--- Begin Extracted data ---
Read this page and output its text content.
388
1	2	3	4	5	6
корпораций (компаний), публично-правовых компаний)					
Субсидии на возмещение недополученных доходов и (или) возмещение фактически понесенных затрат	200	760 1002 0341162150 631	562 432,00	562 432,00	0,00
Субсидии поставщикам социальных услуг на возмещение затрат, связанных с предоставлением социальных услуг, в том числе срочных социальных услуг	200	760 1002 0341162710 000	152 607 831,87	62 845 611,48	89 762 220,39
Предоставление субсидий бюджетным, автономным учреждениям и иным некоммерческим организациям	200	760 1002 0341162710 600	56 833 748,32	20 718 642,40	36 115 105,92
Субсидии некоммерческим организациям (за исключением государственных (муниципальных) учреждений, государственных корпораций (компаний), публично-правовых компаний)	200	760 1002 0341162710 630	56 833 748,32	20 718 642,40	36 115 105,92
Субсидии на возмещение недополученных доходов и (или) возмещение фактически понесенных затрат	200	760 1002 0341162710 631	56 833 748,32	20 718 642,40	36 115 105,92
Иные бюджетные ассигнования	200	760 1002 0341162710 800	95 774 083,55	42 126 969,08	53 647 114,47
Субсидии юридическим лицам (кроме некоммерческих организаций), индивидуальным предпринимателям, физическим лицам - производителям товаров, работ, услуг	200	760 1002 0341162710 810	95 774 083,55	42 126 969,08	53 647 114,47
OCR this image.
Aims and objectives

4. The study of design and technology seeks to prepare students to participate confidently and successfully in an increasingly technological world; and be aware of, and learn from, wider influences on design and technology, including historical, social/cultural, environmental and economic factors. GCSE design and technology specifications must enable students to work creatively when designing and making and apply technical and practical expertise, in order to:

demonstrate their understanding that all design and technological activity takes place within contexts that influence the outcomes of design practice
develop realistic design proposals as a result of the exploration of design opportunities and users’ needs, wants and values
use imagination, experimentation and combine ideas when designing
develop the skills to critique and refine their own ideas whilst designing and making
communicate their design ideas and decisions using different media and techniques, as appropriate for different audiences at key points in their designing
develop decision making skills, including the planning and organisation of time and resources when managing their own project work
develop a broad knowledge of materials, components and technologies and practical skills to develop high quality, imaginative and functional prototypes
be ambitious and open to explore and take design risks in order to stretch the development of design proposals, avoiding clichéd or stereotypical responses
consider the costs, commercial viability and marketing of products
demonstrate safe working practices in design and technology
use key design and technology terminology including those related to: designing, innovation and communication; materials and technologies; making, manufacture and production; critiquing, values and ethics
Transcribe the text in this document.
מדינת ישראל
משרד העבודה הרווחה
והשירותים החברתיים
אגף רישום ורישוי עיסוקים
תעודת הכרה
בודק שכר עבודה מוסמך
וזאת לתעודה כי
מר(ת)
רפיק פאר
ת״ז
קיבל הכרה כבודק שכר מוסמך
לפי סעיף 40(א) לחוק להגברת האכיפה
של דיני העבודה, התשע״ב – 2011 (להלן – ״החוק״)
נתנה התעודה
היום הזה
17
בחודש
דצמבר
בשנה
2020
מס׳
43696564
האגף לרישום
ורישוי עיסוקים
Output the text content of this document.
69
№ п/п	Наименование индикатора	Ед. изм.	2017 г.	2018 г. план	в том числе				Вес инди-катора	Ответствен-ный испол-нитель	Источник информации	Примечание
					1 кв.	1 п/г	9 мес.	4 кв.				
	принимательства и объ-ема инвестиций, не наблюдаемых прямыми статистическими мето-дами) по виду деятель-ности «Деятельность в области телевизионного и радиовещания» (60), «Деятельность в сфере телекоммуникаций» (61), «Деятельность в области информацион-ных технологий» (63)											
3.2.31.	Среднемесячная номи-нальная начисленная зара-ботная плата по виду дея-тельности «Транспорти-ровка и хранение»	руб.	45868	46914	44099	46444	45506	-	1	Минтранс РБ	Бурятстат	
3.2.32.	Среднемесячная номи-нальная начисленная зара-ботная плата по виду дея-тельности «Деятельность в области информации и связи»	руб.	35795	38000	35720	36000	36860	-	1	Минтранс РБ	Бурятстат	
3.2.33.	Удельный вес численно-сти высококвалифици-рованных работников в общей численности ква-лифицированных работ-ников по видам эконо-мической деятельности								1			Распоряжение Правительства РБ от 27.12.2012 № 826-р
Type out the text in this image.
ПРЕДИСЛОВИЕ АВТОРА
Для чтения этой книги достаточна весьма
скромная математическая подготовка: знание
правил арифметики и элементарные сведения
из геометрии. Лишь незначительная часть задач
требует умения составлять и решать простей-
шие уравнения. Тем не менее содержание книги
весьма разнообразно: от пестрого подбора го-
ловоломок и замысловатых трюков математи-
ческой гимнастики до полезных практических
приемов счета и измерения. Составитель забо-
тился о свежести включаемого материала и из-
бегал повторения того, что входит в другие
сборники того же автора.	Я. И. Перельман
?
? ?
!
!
--- End Extracted data ---
[Requirement] Locate the word "нальная" in the records above, and return each line that has it.

[Answer below]
3.2.31.	Среднемесячная номи-нальная начисленная зара-ботная плата по виду дея-тельности «Транспорти-ровка и хранение»	руб.	45868	46914	44099	46444	45506	-	1	Минтранс РБ	Бурятстат	
3.2.32.	Среднемесячная номи-нальная начисленная зара-ботная плата по виду дея-тельности «Деятельность в области информации и связи»	руб.	35795	38000	35720	36000	36860	-	1	Минтранс РБ	Бурятстат	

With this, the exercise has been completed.